#### [GIVEN TASK]
Reproduce all records exactly.

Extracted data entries
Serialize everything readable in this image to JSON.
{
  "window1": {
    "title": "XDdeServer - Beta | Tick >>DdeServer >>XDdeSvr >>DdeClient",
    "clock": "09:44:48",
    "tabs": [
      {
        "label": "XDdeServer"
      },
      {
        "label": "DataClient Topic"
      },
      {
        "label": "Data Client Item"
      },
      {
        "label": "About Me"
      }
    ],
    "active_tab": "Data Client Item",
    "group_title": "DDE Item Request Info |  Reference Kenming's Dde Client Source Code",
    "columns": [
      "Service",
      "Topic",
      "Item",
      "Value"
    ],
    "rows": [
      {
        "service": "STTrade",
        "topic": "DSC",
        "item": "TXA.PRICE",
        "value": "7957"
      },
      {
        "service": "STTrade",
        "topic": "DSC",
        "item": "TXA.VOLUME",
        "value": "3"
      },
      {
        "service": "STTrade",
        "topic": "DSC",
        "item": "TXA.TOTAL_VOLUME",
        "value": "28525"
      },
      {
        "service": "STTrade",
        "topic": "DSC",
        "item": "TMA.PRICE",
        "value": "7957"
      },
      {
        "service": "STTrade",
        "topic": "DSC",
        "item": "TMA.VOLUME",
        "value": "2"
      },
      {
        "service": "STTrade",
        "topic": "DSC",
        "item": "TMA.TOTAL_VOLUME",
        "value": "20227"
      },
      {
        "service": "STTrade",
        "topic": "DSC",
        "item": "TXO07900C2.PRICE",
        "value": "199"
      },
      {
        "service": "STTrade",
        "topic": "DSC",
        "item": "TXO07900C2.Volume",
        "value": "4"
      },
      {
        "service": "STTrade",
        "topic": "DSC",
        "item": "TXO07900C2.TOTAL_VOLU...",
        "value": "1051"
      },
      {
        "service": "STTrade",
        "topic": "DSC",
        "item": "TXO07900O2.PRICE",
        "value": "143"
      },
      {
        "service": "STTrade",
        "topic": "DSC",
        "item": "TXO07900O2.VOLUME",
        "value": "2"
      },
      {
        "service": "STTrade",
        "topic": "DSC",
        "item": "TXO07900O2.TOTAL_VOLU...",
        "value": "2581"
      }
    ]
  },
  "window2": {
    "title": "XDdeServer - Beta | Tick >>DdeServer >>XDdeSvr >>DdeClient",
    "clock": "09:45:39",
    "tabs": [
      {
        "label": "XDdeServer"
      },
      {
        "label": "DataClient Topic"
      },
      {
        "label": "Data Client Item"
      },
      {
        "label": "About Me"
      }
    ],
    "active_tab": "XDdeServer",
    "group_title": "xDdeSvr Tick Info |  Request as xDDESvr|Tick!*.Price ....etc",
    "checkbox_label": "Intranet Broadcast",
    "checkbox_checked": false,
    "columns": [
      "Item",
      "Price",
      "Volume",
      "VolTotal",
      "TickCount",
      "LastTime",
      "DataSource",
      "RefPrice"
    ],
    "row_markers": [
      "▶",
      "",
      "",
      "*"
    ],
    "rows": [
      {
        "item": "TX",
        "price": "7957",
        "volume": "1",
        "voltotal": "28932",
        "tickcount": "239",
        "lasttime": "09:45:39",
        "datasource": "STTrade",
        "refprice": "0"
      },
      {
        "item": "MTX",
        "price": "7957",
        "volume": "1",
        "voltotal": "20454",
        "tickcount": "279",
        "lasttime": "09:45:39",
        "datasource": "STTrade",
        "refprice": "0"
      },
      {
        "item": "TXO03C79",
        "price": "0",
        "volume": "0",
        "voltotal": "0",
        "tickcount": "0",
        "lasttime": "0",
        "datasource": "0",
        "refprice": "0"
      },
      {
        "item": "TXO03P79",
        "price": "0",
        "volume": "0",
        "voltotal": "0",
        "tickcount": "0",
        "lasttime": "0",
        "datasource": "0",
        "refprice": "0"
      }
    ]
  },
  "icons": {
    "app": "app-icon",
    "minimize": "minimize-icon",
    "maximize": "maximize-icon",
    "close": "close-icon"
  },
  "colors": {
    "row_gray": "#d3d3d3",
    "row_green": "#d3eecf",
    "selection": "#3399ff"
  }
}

#### [ANSWER]
Serialize everything readable in this image to JSON.
{
  "window1": {
    "title": "XDdeServer - Beta | Tick >>DdeServer >>XDdeSvr >>DdeClient",
    "clock": "09:44:48",
    "tabs": [
      {
        "label": "XDdeServer"
      },
      {
        "label": "DataClient Topic"
      },
      {
        "label": "Data Client Item"
      },
      {
        "label": "About Me"
      }
    ],
    "active_tab": "Data Client Item",
    "group_title": "DDE Item Request Info |  Reference Kenming's Dde Client Source Code",
    "columns": [
      "Service",
      "Topic",
      "Item",
      "Value"
    ],
    "rows": [
      {
        "service": "STTrade",
        "topic": "DSC",
        "item": "TXA.PRICE",
        "value": "7957"
      },
      {
        "service": "STTrade",
        "topic": "DSC",
        "item": "TXA.VOLUME",
        "value": "3"
      },
      {
        "service": "STTrade",
        "topic": "DSC",
        "item": "TXA.TOTAL_VOLUME",
        "value": "28525"
      },
      {
        "service": "STTrade",
        "topic": "DSC",
        "item": "TMA.PRICE",
        "value": "7957"
      },
      {
        "service": "STTrade",
        "topic": "DSC",
        "item": "TMA.VOLUME",
        "value": "2"
      },
      {
        "service": "STTrade",
        "topic": "DSC",
        "item": "TMA.TOTAL_VOLUME",
        "value": "20227"
      },
      {
        "service": "STTrade",
        "topic": "DSC",
        "item": "TXO07900C2.PRICE",
        "value": "199"
      },
      {
        "service": "STTrade",
        "topic": "DSC",
        "item": "TXO07900C2.Volume",
        "value": "4"
      },
      {
        "service": "STTrade",
        "topic": "DSC",
        "item": "TXO07900C2.TOTAL_VOLU...",
        "value": "1051"
      },
      {
        "service": "STTrade",
        "topic": "DSC",
        "item": "TXO07900O2.PRICE",
        "value": "143"
      },
      {
        "service": "STTrade",
        "topic": "DSC",
        "item": "TXO07900O2.VOLUME",
        "value": "2"
      },
      {
        "service": "STTrade",
        "topic": "DSC",
        "item": "TXO07900O2.TOTAL_VOLU...",
        "value": "2581"
      }
    ]
  },
  "window2": {
    "title": "XDdeServer - Beta | Tick >>DdeServer >>XDdeSvr >>DdeClient",
    "clock": "09:45:39",
    "tabs": [
      {
        "label": "XDdeServer"
      },
      {
        "label": "DataClient Topic"
      },
      {
        "label": "Data Client Item"
      },
      {
        "label": "About Me"
      }
    ],
    "active_tab": "XDdeServer",
    "group_title": "xDdeSvr Tick Info |  Request as xDDESvr|Tick!*.Price ....etc",
    "checkbox_label": "Intranet Broadcast",
    "checkbox_checked": false,
    "columns": [
      "Item",
      "Price",
      "Volume",
      "VolTotal",
      "TickCount",
      "LastTime",
      "DataSource",
      "RefPrice"
    ],
    "row_markers": [
      "▶",
      "",
      "",
      "*"
    ],
    "rows": [
      {
        "item": "TX",
        "price": "7957",
        "volume": "1",
        "voltotal": "28932",
        "tickcount": "239",
        "lasttime": "09:45:39",
        "datasource": "STTrade",
        "refprice": "0"
      },
      {
        "item": "MTX",
        "price": "7957",
        "volume": "1",
        "voltotal": "20454",
        "tickcount": "279",
        "lasttime": "09:45:39",
        "datasource": "STTrade",
        "refprice": "0"
      },
      {
        "item": "TXO03C79",
        "price": "0",
        "volume": "0",
        "voltotal": "0",
        "tickcount": "0",
        "lasttime": "0",
        "datasource": "0",
        "refprice": "0"
      },
      {
        "item": "TXO03P79",
        "price": "0",
        "volume": "0",
        "voltotal": "0",
        "tickcount": "0",
        "lasttime": "0",
        "datasource": "0",
        "refprice": "0"
      }
    ]
  },
  "icons": {
    "app": "app-icon",
    "minimize": "minimize-icon",
    "maximize": "maximize-icon",
    "close": "close-icon"
  },
  "colors": {
    "row_gray": "#d3d3d3",
    "row_green": "#d3eecf",
    "selection": "#3399ff"
  }
}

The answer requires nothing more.